- **Task to complete**: Please give the entries again in full and exactly, without any picture.

--

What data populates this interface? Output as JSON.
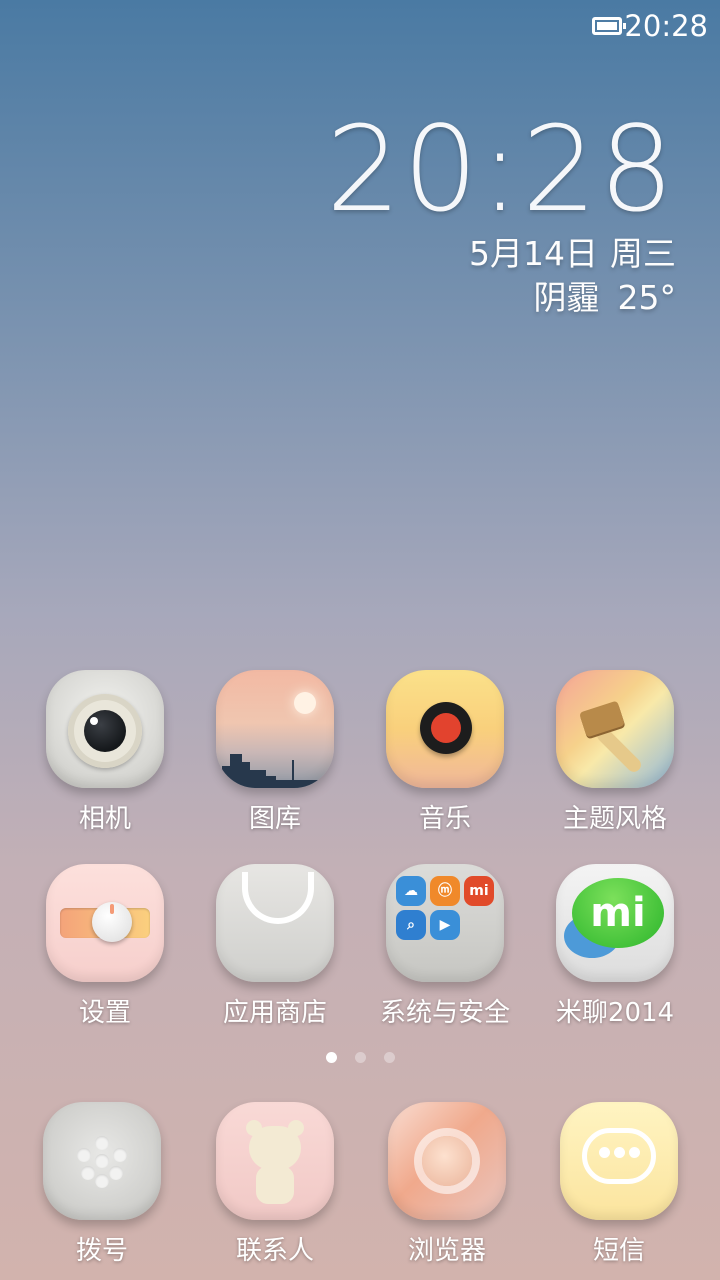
{
  "status_bar": {
    "time": "20:28",
    "battery_icon": "battery-full-icon"
  },
  "clock_widget": {
    "time": "20:28",
    "date": "5月14日",
    "weekday": "周三",
    "weather": "阴霾",
    "temperature": "25°"
  },
  "apps": [
    {
      "label": "相机",
      "icon": "camera-icon"
    },
    {
      "label": "图库",
      "icon": "gallery-icon"
    },
    {
      "label": "音乐",
      "icon": "music-icon"
    },
    {
      "label": "主题风格",
      "icon": "theme-brush-icon"
    },
    {
      "label": "设置",
      "icon": "settings-toggle-icon"
    },
    {
      "label": "应用商店",
      "icon": "app-store-bag-icon"
    },
    {
      "label": "系统与安全",
      "icon": "folder-icon"
    },
    {
      "label": "米聊2014",
      "icon": "mitalk-icon"
    }
  ],
  "folder_minis": [
    "cloud",
    "mi",
    "mi",
    "search",
    "play"
  ],
  "mitalk_text": "mi",
  "page_indicator": {
    "pages": 3,
    "active": 0
  },
  "dock": [
    {
      "label": "拨号",
      "icon": "dialer-icon"
    },
    {
      "label": "联系人",
      "icon": "contacts-icon"
    },
    {
      "label": "浏览器",
      "icon": "browser-icon"
    },
    {
      "label": "短信",
      "icon": "sms-icon"
    }
  ]
}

--

- **Result**:
What data populates this interface? Output as JSON.
{
  "status_bar": {
    "time": "20:28",
    "battery_icon": "battery-full-icon"
  },
  "clock_widget": {
    "time": "20:28",
    "date": "5月14日",
    "weekday": "周三",
    "weather": "阴霾",
    "temperature": "25°"
  },
  "apps": [
    {
      "label": "相机",
      "icon": "camera-icon"
    },
    {
      "label": "图库",
      "icon": "gallery-icon"
    },
    {
      "label": "音乐",
      "icon": "music-icon"
    },
    {
      "label": "主题风格",
      "icon": "theme-brush-icon"
    },
    {
      "label": "设置",
      "icon": "settings-toggle-icon"
    },
    {
      "label": "应用商店",
      "icon": "app-store-bag-icon"
    },
    {
      "label": "系统与安全",
      "icon": "folder-icon"
    },
    {
      "label": "米聊2014",
      "icon": "mitalk-icon"
    }
  ],
  "folder_minis": [
    "cloud",
    "mi",
    "mi",
    "search",
    "play"
  ],
  "mitalk_text": "mi",
  "page_indicator": {
    "pages": 3,
    "active": 0
  },
  "dock": [
    {
      "label": "拨号",
      "icon": "dialer-icon"
    },
    {
      "label": "联系人",
      "icon": "contacts-icon"
    },
    {
      "label": "浏览器",
      "icon": "browser-icon"
    },
    {
      "label": "短信",
      "icon": "sms-icon"
    }
  ]
}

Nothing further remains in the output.